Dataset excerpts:
********
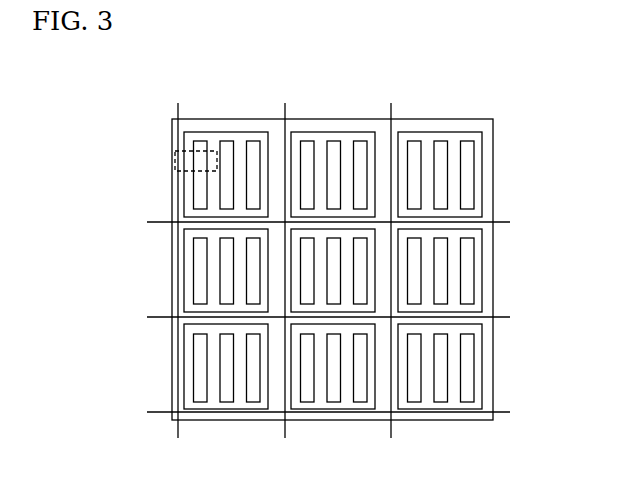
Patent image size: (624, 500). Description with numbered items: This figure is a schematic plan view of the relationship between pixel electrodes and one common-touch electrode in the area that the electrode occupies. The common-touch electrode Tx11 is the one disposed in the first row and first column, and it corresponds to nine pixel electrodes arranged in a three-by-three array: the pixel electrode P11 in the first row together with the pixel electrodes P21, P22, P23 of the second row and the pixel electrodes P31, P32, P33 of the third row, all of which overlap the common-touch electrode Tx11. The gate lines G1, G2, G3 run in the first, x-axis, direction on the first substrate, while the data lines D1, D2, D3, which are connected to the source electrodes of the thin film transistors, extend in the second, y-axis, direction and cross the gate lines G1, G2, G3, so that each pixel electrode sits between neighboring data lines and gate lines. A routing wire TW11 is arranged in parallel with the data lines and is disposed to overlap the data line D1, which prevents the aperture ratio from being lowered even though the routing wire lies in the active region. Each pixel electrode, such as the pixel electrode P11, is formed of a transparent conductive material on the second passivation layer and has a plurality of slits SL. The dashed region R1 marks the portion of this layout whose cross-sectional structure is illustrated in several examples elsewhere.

The common-touch electrode Tx11 is at (483, 118).
The routing wire TW11 is at (177, 248).
The data line D1 is at (179, 260).
The data line D2 is at (284, 261).
The data line D3 is at (391, 261).
The gate line G1 is at (317, 223).
The gate line G2 is at (317, 318).
The gate line G3 is at (317, 413).
The pixel electrode P11 is at (333, 139).
The pixel electrode P21 is at (185, 270).
The pixel electrode P22 is at (372, 305).
The pixel electrode P23 is at (482, 268).
The pixel electrode P31 is at (227, 409).
The pixel electrode P32 is at (334, 409).
The pixel electrode P33 is at (440, 409).
The slit SL is at (253, 142).
The region R1 is at (176, 152).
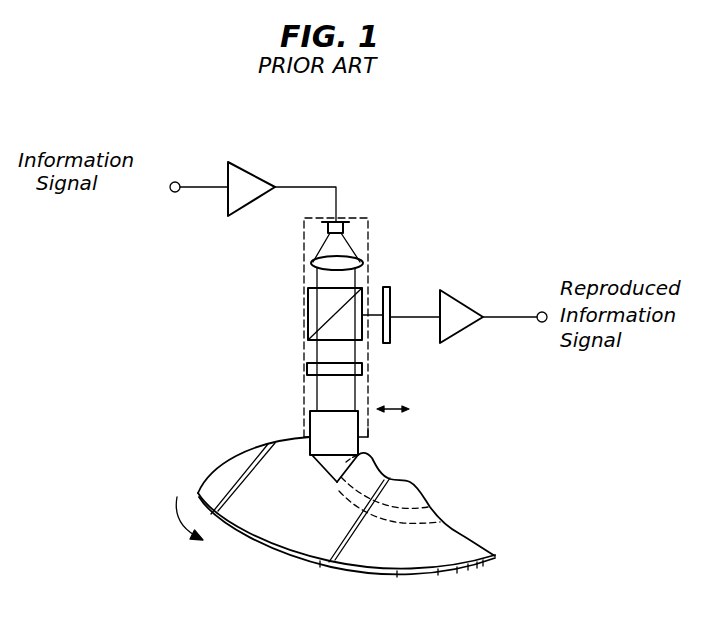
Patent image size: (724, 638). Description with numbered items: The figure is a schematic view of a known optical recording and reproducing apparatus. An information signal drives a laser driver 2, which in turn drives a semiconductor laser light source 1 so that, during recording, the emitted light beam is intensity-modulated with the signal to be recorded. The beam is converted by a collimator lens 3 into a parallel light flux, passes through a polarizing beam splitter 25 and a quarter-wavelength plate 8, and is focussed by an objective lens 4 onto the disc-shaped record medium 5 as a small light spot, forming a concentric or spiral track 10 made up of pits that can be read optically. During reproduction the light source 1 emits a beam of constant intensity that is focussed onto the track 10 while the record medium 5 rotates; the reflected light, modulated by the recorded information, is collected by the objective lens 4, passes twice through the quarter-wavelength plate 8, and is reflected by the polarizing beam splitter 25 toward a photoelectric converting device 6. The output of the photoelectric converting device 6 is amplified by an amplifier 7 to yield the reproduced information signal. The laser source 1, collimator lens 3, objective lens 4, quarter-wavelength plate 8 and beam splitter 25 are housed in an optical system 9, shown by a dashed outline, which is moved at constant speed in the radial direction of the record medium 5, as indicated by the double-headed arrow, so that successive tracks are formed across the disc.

The semiconductor laser light source 1 is at (346, 222).
The laser driver 2 is at (244, 175).
The collimator lens 3 is at (361, 262).
The objective lens 4 is at (318, 426).
The record medium 5 is at (295, 543).
The photoelectric converting device 6 is at (390, 288).
The amplifier 7 is at (453, 307).
The quarter-wavelength plate 8 is at (307, 369).
The optical system 9 is at (368, 418).
The track 10 is at (427, 507).
The polarizing beam splitter 25 is at (308, 313).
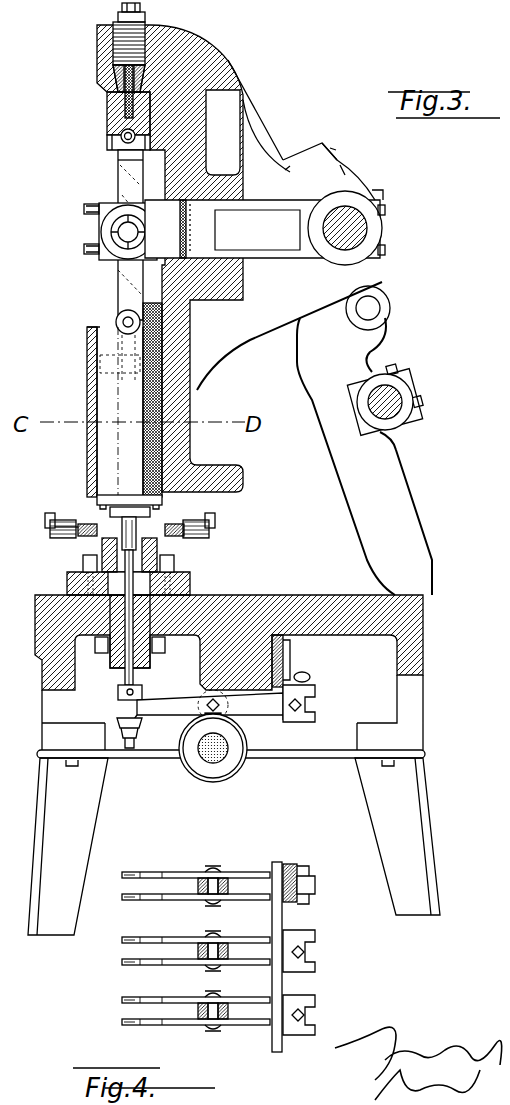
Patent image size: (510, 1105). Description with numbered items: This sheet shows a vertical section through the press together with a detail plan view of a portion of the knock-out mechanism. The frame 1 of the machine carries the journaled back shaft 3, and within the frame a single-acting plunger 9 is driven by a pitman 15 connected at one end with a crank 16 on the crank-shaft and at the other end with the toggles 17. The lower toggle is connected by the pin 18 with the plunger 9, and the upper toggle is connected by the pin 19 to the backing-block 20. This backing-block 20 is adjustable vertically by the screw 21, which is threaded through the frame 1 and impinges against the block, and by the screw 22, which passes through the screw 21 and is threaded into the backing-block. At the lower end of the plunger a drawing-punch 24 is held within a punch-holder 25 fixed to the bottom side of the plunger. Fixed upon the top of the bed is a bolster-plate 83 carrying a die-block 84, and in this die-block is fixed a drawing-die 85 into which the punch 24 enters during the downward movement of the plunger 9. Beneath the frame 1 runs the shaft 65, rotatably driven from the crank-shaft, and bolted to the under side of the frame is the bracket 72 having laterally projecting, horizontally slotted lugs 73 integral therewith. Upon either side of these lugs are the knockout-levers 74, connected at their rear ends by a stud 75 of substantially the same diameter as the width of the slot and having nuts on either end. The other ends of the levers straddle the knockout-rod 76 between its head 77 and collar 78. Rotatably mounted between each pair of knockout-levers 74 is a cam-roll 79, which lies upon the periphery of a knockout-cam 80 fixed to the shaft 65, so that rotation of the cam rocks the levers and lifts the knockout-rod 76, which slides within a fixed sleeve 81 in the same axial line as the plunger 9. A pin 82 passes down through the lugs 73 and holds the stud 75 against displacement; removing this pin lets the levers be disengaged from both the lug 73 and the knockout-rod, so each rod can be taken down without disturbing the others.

In FIG. 3, the frame 1 is at (229, 67).
In FIG. 3, the back shaft 3 is at (400, 396).
In FIG. 3, the plunger 9 is at (97, 395).
In FIG. 3, the pitman 15 is at (338, 182).
In FIG. 3, the crank 16 is at (367, 228).
In FIG. 3, the toggles 17 is at (118, 178).
In FIG. 3, the pin 18 is at (116, 321).
In FIG. 3, the pin 19 is at (120, 136).
In FIG. 3, the backing-block 20 is at (107, 103).
In FIG. 3, the screw 21 is at (118, 22).
In FIG. 3, the screw 22 is at (113, 75).
In FIG. 3, the drawing-punch 24 is at (120, 522).
In FIG. 3, the punch-holder 25 is at (97, 500).
In FIG. 3, the shaft 65 is at (228, 752).
In FIG. 3, the bracket 72 is at (287, 680).
In FIG. 3, the lugs 73 is at (316, 699).
In FIG. 4, the lugs 73 is at (311, 892).
In FIG. 4, the knockout-levers 74 is at (247, 876).
In FIG. 4, the stud 75 is at (300, 879).
In FIG. 3, the knockout-rod 76 is at (125, 676).
In FIG. 3, the head 77 is at (140, 730).
In FIG. 3, the collar 78 is at (143, 691).
In FIG. 4, the cam-roll 79 is at (206, 941).
In FIG. 3, the knockout-cam 80 is at (222, 782).
In FIG. 3, the fixed sleeve 81 is at (150, 656).
In FIG. 3, the pin 82 is at (311, 677).
In FIG. 3, the bolster-plate 83 is at (67, 578).
In FIG. 3, the die-block 84 is at (190, 495).
In FIG. 3, the drawing-die 85 is at (90, 546).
********
Render the listing from its beginning through the line containing "The region R1 is at (176, 152).", inclusive, as a JSON list of strings with one string for each line. Omit blank lines and the pictures.

[Solution to this problem]
[
  "Patent image size: (624, 500). Description with numbered items: This figure is a schematic plan view of the relationship between pixel electrodes and one common-touch electrode in the area that the electrode occupies. The common-touch electrode Tx11 is the one disposed in the first row and first column, and it corresponds to nine pixel electrodes arranged in a three-by-three array: the pixel electrode P11 in the first row together with the pixel electrodes P21, P22, P23 of the second row and the pixel electrodes P31, P32, P33 of the third row, all of which overlap the common-touch electrode Tx11. The gate lines G1, G2, G3 run in the first, x-axis, direction on the first substrate, while the data lines D1, D2, D3, which are connected to the source electrodes of the thin film transistors, extend in the second, y-axis, direction and cross the gate lines G1, G2, G3, so that each pixel electrode sits between neighboring data lines and gate lines. A routing wire TW11 is arranged in parallel with the data lines and is disposed to overlap the data line D1, which prevents the aperture ratio from being lowered even though the routing wire lies in the active region. Each pixel electrode, such as the pixel electrode P11, is formed of a transparent conductive material on the second passivation layer and has a plurality of slits SL. The dashed region R1 marks the portion of this layout whose cross-sectional structure is illustrated in several examples elsewhere.",
  "The common-touch electrode Tx11 is at (483, 118).",
  "The routing wire TW11 is at (177, 248).",
  "The data line D1 is at (179, 260).",
  "The data line D2 is at (284, 261).",
  "The data line D3 is at (391, 261).",
  "The gate line G1 is at (317, 223).",
  "The gate line G2 is at (317, 318).",
  "The gate line G3 is at (317, 413).",
  "The pixel electrode P11 is at (333, 139).",
  "The pixel electrode P21 is at (185, 270).",
  "The pixel electrode P22 is at (372, 305).",
  "The pixel electrode P23 is at (482, 268).",
  "The pixel electrode P31 is at (227, 409).",
  "The pixel electrode P32 is at (334, 409).",
  "The pixel electrode P33 is at (440, 409).",
  "The slit SL is at (253, 142).",
  "The region R1 is at (176, 152)."
]